## [TASK]
Your task is to print all of the material verbatim.

## [RECORDS TO PROCESS]
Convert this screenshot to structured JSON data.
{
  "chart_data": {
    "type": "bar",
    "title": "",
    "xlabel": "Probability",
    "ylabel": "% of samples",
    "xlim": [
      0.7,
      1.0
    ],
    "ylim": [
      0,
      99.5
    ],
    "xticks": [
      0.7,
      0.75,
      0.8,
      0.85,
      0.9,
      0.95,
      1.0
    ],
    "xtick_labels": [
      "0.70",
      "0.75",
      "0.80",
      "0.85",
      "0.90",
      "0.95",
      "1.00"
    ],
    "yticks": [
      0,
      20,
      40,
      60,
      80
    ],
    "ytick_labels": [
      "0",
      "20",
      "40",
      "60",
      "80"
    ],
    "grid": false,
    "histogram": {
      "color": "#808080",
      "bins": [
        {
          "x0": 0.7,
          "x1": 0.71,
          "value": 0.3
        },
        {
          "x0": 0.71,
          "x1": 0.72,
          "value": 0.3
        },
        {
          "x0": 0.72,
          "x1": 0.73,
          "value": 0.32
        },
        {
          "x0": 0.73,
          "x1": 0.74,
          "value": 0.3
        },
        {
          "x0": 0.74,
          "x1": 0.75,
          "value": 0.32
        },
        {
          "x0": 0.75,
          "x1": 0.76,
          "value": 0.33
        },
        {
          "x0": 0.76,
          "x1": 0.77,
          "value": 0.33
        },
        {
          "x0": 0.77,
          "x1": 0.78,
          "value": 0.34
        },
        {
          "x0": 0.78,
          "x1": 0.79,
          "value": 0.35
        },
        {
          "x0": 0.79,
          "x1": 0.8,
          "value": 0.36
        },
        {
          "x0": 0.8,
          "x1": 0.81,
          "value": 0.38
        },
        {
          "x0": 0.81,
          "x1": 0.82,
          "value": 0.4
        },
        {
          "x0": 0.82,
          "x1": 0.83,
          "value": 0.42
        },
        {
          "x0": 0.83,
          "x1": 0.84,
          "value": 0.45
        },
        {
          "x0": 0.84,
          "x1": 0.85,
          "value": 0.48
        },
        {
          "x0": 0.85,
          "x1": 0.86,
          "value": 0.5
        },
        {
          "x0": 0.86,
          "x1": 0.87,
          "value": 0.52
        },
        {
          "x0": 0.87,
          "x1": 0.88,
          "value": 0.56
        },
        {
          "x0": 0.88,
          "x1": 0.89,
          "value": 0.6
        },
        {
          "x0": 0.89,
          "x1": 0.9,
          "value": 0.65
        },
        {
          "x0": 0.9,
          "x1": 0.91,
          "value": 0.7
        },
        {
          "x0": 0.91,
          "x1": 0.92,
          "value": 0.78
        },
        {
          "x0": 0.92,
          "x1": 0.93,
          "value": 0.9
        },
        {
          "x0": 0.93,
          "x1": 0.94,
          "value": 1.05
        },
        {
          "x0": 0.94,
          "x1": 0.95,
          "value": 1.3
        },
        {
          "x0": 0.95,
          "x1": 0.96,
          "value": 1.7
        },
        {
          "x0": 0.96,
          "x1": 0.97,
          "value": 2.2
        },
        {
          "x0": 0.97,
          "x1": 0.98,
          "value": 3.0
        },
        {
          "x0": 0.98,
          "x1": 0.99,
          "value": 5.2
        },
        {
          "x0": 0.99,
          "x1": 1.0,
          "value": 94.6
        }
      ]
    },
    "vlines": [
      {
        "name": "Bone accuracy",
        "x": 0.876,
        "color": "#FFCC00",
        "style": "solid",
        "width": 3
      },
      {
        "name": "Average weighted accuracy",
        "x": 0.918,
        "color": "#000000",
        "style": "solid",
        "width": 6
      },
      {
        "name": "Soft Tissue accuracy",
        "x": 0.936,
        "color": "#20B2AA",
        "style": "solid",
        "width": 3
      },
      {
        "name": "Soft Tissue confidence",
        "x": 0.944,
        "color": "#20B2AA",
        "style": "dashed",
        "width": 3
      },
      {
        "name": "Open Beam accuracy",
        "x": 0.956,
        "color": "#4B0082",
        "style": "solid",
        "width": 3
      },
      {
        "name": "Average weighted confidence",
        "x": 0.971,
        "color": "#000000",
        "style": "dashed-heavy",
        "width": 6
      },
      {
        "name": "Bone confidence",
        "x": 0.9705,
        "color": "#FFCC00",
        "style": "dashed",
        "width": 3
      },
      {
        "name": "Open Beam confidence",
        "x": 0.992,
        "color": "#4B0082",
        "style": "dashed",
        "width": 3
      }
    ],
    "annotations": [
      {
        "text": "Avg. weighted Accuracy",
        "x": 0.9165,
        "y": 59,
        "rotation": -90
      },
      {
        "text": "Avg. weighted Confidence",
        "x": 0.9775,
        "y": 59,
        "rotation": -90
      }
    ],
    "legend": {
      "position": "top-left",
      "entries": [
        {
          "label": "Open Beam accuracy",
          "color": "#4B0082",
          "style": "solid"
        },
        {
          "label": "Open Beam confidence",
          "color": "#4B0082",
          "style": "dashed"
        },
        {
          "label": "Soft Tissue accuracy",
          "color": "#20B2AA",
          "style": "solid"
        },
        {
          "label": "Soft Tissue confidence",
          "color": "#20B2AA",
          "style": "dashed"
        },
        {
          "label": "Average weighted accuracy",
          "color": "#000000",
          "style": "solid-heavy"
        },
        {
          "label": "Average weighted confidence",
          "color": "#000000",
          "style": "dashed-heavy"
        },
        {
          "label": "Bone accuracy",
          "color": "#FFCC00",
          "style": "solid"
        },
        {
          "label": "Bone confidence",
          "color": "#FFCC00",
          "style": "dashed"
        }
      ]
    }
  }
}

## [ANSWER IN FULL]
Convert this screenshot to structured JSON data.
{
  "chart_data": {
    "type": "bar",
    "title": "",
    "xlabel": "Probability",
    "ylabel": "% of samples",
    "xlim": [
      0.7,
      1.0
    ],
    "ylim": [
      0,
      99.5
    ],
    "xticks": [
      0.7,
      0.75,
      0.8,
      0.85,
      0.9,
      0.95,
      1.0
    ],
    "xtick_labels": [
      "0.70",
      "0.75",
      "0.80",
      "0.85",
      "0.90",
      "0.95",
      "1.00"
    ],
    "yticks": [
      0,
      20,
      40,
      60,
      80
    ],
    "ytick_labels": [
      "0",
      "20",
      "40",
      "60",
      "80"
    ],
    "grid": false,
    "histogram": {
      "color": "#808080",
      "bins": [
        {
          "x0": 0.7,
          "x1": 0.71,
          "value": 0.3
        },
        {
          "x0": 0.71,
          "x1": 0.72,
          "value": 0.3
        },
        {
          "x0": 0.72,
          "x1": 0.73,
          "value": 0.32
        },
        {
          "x0": 0.73,
          "x1": 0.74,
          "value": 0.3
        },
        {
          "x0": 0.74,
          "x1": 0.75,
          "value": 0.32
        },
        {
          "x0": 0.75,
          "x1": 0.76,
          "value": 0.33
        },
        {
          "x0": 0.76,
          "x1": 0.77,
          "value": 0.33
        },
        {
          "x0": 0.77,
          "x1": 0.78,
          "value": 0.34
        },
        {
          "x0": 0.78,
          "x1": 0.79,
          "value": 0.35
        },
        {
          "x0": 0.79,
          "x1": 0.8,
          "value": 0.36
        },
        {
          "x0": 0.8,
          "x1": 0.81,
          "value": 0.38
        },
        {
          "x0": 0.81,
          "x1": 0.82,
          "value": 0.4
        },
        {
          "x0": 0.82,
          "x1": 0.83,
          "value": 0.42
        },
        {
          "x0": 0.83,
          "x1": 0.84,
          "value": 0.45
        },
        {
          "x0": 0.84,
          "x1": 0.85,
          "value": 0.48
        },
        {
          "x0": 0.85,
          "x1": 0.86,
          "value": 0.5
        },
        {
          "x0": 0.86,
          "x1": 0.87,
          "value": 0.52
        },
        {
          "x0": 0.87,
          "x1": 0.88,
          "value": 0.56
        },
        {
          "x0": 0.88,
          "x1": 0.89,
          "value": 0.6
        },
        {
          "x0": 0.89,
          "x1": 0.9,
          "value": 0.65
        },
        {
          "x0": 0.9,
          "x1": 0.91,
          "value": 0.7
        },
        {
          "x0": 0.91,
          "x1": 0.92,
          "value": 0.78
        },
        {
          "x0": 0.92,
          "x1": 0.93,
          "value": 0.9
        },
        {
          "x0": 0.93,
          "x1": 0.94,
          "value": 1.05
        },
        {
          "x0": 0.94,
          "x1": 0.95,
          "value": 1.3
        },
        {
          "x0": 0.95,
          "x1": 0.96,
          "value": 1.7
        },
        {
          "x0": 0.96,
          "x1": 0.97,
          "value": 2.2
        },
        {
          "x0": 0.97,
          "x1": 0.98,
          "value": 3.0
        },
        {
          "x0": 0.98,
          "x1": 0.99,
          "value": 5.2
        },
        {
          "x0": 0.99,
          "x1": 1.0,
          "value": 94.6
        }
      ]
    },
    "vlines": [
      {
        "name": "Bone accuracy",
        "x": 0.876,
        "color": "#FFCC00",
        "style": "solid",
        "width": 3
      },
      {
        "name": "Average weighted accuracy",
        "x": 0.918,
        "color": "#000000",
        "style": "solid",
        "width": 6
      },
      {
        "name": "Soft Tissue accuracy",
        "x": 0.936,
        "color": "#20B2AA",
        "style": "solid",
        "width": 3
      },
      {
        "name": "Soft Tissue confidence",
        "x": 0.944,
        "color": "#20B2AA",
        "style": "dashed",
        "width": 3
      },
      {
        "name": "Open Beam accuracy",
        "x": 0.956,
        "color": "#4B0082",
        "style": "solid",
        "width": 3
      },
      {
        "name": "Average weighted confidence",
        "x": 0.971,
        "color": "#000000",
        "style": "dashed-heavy",
        "width": 6
      },
      {
        "name": "Bone confidence",
        "x": 0.9705,
        "color": "#FFCC00",
        "style": "dashed",
        "width": 3
      },
      {
        "name": "Open Beam confidence",
        "x": 0.992,
        "color": "#4B0082",
        "style": "dashed",
        "width": 3
      }
    ],
    "annotations": [
      {
        "text": "Avg. weighted Accuracy",
        "x": 0.9165,
        "y": 59,
        "rotation": -90
      },
      {
        "text": "Avg. weighted Confidence",
        "x": 0.9775,
        "y": 59,
        "rotation": -90
      }
    ],
    "legend": {
      "position": "top-left",
      "entries": [
        {
          "label": "Open Beam accuracy",
          "color": "#4B0082",
          "style": "solid"
        },
        {
          "label": "Open Beam confidence",
          "color": "#4B0082",
          "style": "dashed"
        },
        {
          "label": "Soft Tissue accuracy",
          "color": "#20B2AA",
          "style": "solid"
        },
        {
          "label": "Soft Tissue confidence",
          "color": "#20B2AA",
          "style": "dashed"
        },
        {
          "label": "Average weighted accuracy",
          "color": "#000000",
          "style": "solid-heavy"
        },
        {
          "label": "Average weighted confidence",
          "color": "#000000",
          "style": "dashed-heavy"
        },
        {
          "label": "Bone accuracy",
          "color": "#FFCC00",
          "style": "solid"
        },
        {
          "label": "Bone confidence",
          "color": "#FFCC00",
          "style": "dashed"
        }
      ]
    }
  }
}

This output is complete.